[start SOURCE MATERIAL]

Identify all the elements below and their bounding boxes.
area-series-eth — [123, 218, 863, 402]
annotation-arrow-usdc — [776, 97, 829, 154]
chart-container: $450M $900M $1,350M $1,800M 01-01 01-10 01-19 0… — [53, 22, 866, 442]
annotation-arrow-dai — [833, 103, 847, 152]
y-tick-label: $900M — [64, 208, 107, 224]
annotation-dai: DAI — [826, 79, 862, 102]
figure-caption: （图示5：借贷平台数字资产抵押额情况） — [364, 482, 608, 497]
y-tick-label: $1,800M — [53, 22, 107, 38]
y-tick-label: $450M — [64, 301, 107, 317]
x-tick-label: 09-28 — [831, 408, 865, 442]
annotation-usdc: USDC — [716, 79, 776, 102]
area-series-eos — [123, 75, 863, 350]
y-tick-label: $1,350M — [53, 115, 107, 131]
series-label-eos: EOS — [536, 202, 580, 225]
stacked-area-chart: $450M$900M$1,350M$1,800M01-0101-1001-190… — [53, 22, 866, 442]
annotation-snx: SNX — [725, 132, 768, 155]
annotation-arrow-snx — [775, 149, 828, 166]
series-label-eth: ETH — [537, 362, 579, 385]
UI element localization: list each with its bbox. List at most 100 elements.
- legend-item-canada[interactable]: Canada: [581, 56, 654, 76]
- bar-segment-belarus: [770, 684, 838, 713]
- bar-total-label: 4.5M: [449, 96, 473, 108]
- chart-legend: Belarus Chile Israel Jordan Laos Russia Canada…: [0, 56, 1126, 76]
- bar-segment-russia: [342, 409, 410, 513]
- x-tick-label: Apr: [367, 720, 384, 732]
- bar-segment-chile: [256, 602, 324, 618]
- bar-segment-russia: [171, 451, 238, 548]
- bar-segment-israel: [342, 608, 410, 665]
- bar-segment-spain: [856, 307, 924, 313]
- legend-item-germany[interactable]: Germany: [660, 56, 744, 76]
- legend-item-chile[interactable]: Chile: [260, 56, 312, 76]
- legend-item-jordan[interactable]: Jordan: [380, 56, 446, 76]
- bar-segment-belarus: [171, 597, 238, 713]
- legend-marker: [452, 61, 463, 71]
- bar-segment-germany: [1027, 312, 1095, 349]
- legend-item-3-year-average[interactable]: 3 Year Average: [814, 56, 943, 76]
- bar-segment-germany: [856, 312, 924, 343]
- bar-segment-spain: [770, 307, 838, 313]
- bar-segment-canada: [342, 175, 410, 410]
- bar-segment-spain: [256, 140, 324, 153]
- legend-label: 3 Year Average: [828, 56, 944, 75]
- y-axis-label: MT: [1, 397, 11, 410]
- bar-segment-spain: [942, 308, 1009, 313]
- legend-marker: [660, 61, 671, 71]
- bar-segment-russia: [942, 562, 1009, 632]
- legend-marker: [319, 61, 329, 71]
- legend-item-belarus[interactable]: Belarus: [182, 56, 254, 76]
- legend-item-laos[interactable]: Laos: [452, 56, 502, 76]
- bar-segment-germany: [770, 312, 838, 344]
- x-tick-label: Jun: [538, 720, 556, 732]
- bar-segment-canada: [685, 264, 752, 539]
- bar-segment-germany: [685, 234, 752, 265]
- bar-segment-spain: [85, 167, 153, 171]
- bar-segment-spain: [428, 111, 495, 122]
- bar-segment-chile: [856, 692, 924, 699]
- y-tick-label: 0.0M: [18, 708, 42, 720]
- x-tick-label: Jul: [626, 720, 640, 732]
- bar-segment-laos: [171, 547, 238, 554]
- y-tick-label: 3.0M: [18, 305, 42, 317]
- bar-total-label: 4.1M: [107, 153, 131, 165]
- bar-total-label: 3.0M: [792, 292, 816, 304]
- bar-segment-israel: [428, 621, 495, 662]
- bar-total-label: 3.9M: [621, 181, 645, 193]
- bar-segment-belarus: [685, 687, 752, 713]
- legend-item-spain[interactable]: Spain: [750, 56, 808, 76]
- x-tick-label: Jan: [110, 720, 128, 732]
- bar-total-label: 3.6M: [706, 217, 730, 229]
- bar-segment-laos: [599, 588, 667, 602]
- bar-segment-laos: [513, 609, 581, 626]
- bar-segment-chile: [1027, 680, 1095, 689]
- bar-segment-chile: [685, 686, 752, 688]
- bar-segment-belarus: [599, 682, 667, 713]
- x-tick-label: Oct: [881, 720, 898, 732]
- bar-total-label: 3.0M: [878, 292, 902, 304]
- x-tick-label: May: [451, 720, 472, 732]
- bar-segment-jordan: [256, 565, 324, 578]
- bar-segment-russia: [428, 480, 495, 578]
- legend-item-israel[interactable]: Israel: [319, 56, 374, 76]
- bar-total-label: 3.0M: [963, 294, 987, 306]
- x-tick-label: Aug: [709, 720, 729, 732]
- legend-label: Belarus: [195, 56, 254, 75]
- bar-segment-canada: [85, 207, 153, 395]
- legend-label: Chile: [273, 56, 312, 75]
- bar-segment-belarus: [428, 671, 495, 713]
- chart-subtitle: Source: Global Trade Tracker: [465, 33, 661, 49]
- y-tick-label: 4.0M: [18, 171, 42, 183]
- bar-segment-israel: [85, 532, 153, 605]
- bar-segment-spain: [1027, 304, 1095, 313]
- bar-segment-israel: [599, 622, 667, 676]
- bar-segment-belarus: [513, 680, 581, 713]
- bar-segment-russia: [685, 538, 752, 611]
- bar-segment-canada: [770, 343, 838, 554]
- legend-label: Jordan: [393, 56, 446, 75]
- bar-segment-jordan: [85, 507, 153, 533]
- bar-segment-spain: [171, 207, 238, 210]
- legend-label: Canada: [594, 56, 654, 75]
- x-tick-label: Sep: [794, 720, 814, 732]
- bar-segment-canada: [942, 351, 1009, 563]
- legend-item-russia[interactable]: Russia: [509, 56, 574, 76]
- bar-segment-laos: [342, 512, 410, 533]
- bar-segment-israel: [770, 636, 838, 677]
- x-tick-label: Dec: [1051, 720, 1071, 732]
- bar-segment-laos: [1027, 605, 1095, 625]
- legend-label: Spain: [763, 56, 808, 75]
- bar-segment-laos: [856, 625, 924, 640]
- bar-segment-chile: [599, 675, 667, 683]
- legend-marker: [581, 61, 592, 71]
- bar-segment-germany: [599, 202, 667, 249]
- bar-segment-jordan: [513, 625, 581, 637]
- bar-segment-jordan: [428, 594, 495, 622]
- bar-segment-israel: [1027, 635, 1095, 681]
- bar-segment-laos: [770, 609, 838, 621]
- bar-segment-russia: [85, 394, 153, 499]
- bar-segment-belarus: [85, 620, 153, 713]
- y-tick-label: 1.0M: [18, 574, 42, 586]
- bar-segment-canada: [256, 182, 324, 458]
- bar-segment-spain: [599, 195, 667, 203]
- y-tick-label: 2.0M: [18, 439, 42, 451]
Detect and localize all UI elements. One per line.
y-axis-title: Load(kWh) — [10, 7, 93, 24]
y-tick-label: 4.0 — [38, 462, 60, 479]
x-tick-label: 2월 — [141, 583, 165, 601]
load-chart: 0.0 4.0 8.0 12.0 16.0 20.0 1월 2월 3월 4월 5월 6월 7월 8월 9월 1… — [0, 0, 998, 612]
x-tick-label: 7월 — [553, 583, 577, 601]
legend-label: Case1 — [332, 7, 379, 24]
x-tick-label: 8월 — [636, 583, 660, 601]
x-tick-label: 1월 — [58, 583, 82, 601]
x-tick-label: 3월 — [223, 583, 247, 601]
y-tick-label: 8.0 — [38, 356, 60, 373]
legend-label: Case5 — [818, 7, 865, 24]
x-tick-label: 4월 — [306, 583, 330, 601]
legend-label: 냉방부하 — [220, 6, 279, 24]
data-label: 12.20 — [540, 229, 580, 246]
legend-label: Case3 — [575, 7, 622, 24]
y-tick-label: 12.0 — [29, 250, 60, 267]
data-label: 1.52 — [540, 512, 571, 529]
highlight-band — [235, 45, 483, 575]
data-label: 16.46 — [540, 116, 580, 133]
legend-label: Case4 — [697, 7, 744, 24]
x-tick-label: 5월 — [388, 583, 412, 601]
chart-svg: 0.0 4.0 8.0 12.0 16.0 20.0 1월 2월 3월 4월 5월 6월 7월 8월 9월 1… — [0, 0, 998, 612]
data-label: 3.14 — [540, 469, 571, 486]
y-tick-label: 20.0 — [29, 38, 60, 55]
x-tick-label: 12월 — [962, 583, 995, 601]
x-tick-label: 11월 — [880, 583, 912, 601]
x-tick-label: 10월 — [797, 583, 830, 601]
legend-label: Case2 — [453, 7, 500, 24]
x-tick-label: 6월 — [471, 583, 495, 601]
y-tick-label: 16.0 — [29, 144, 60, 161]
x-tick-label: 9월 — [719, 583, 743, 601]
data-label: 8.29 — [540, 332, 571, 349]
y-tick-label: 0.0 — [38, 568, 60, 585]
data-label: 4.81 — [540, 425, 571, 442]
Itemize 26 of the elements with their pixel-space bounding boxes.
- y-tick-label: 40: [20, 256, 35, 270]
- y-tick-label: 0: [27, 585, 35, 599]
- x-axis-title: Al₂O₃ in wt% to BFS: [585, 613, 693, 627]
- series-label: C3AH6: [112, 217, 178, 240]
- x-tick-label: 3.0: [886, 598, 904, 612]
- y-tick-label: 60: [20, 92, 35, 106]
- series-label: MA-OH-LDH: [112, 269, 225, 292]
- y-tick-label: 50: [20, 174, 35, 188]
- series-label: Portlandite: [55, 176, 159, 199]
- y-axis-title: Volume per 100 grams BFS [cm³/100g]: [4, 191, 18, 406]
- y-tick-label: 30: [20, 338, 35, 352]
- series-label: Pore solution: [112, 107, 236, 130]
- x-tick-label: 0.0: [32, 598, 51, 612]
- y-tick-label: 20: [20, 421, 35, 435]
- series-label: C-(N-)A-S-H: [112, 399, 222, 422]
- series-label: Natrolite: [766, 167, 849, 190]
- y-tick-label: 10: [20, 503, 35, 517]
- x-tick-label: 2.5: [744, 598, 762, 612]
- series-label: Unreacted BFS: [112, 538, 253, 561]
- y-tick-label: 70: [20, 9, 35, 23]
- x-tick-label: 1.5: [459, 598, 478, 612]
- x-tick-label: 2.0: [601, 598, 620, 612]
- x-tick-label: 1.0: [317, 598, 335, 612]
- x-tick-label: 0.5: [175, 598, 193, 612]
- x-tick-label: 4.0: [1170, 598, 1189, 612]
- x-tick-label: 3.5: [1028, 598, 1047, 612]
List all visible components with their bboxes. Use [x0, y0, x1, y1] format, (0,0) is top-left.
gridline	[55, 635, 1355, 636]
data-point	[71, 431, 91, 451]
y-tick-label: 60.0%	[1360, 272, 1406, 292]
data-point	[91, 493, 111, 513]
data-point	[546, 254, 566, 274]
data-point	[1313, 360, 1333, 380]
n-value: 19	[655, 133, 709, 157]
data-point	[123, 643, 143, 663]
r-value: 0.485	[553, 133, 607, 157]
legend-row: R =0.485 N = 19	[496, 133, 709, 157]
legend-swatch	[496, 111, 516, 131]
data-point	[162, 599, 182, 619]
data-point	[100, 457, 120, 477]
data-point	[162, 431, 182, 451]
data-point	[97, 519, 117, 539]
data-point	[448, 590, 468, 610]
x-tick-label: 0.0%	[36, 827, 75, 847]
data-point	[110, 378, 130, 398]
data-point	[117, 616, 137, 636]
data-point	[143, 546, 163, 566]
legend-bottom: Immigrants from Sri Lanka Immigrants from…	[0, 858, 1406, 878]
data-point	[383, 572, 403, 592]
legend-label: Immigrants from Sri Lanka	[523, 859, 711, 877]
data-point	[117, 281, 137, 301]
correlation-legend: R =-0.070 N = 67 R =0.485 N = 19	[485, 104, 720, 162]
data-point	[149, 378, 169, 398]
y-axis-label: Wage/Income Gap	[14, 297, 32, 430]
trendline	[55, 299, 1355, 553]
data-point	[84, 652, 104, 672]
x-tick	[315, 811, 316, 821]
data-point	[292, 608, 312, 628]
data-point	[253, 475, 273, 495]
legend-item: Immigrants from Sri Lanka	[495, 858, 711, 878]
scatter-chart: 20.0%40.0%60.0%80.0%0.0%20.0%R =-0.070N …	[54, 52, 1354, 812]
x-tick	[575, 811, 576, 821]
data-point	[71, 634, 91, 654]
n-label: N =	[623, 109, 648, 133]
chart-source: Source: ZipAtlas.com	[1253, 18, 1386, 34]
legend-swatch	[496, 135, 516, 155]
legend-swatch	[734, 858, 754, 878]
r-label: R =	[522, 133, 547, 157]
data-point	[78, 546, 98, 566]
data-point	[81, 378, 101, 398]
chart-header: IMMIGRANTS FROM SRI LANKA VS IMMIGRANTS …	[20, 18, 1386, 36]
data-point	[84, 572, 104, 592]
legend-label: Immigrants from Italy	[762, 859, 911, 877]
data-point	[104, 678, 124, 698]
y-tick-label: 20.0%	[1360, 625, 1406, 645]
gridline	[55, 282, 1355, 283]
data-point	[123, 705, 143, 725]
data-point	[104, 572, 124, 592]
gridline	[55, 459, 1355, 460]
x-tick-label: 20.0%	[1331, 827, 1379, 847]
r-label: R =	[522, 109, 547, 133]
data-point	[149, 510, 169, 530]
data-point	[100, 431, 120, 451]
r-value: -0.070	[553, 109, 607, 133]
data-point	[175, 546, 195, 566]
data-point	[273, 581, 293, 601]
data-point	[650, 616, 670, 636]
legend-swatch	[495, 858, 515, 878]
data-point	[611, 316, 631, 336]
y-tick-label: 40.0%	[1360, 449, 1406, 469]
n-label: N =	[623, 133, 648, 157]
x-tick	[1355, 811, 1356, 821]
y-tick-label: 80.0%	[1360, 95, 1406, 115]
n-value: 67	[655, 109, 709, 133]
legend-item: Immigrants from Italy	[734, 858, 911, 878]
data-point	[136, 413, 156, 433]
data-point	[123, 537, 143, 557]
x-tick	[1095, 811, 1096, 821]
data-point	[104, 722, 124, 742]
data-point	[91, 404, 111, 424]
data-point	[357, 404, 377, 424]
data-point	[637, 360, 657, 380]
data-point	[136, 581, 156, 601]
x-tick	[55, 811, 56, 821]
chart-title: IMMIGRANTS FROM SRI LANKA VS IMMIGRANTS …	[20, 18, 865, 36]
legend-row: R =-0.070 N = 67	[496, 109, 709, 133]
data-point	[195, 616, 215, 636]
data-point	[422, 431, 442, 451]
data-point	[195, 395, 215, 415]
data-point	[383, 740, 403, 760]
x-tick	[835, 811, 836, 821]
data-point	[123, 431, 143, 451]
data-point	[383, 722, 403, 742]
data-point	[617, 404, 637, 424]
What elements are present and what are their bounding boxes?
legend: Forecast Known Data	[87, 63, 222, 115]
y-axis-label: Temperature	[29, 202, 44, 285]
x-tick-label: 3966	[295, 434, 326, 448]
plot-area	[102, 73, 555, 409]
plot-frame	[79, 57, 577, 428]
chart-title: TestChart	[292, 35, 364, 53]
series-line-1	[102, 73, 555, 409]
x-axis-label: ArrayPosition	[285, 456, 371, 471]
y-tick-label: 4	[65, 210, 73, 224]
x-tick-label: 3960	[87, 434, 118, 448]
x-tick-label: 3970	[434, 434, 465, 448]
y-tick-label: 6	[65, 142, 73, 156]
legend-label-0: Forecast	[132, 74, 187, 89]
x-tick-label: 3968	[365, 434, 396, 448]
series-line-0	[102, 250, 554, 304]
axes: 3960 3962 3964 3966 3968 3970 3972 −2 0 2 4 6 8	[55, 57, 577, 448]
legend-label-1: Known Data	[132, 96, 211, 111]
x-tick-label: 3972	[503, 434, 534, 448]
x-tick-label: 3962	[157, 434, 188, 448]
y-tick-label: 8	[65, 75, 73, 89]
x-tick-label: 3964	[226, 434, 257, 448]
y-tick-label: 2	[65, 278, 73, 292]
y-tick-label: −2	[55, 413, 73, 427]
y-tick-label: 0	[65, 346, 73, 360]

[end SOURCE MATERIAL]

* **AIM**: Starting at the first line of the records and ending at the line containing "- bar-segment-spain: [856, 307, 924, 313]", arrange those lines as a numbered list, skipping any blank lines.

* **TASK OUTPUT**:
1. Identify all the elements below and their bounding boxes.
2. area-series-eth — [123, 218, 863, 402]
3. annotation-arrow-usdc — [776, 97, 829, 154]
4. chart-container: $450M $900M $1,350M $1,800M 01-01 01-10 01-19 0… — [53, 22, 866, 442]
5. annotation-arrow-dai — [833, 103, 847, 152]
6. y-tick-label: $900M — [64, 208, 107, 224]
7. annotation-dai: DAI — [826, 79, 862, 102]
8. figure-caption: （图示5：借贷平台数字资产抵押额情况） — [364, 482, 608, 497]
9. y-tick-label: $1,800M — [53, 22, 107, 38]
10. y-tick-label: $450M — [64, 301, 107, 317]
11. x-tick-label: 09-28 — [831, 408, 865, 442]
12. annotation-usdc: USDC — [716, 79, 776, 102]
13. area-series-eos — [123, 75, 863, 350]
14. y-tick-label: $1,350M — [53, 115, 107, 131]
15. series-label-eos: EOS — [536, 202, 580, 225]
16. stacked-area-chart: $450M$900M$1,350M$1,800M01-0101-1001-190… — [53, 22, 866, 442]
17. annotation-snx: SNX — [725, 132, 768, 155]
18. annotation-arrow-snx — [775, 149, 828, 166]
19. series-label-eth: ETH — [537, 362, 579, 385]
20. UI element localization: list each with its bbox. List at most 100 elements.
21. - legend-item-canada[interactable]: Canada: [581, 56, 654, 76]
22. - bar-segment-belarus: [770, 684, 838, 713]
23. - bar-total-label: 4.5M: [449, 96, 473, 108]
24. - chart-legend: Belarus Chile Israel Jordan Laos Russia Canada…: [0, 56, 1126, 76]
25. - bar-segment-russia: [342, 409, 410, 513]
26. - x-tick-label: Apr: [367, 720, 384, 732]
27. - bar-segment-chile: [256, 602, 324, 618]
28. - bar-segment-russia: [171, 451, 238, 548]
29. - bar-segment-israel: [342, 608, 410, 665]
30. - bar-segment-spain: [856, 307, 924, 313]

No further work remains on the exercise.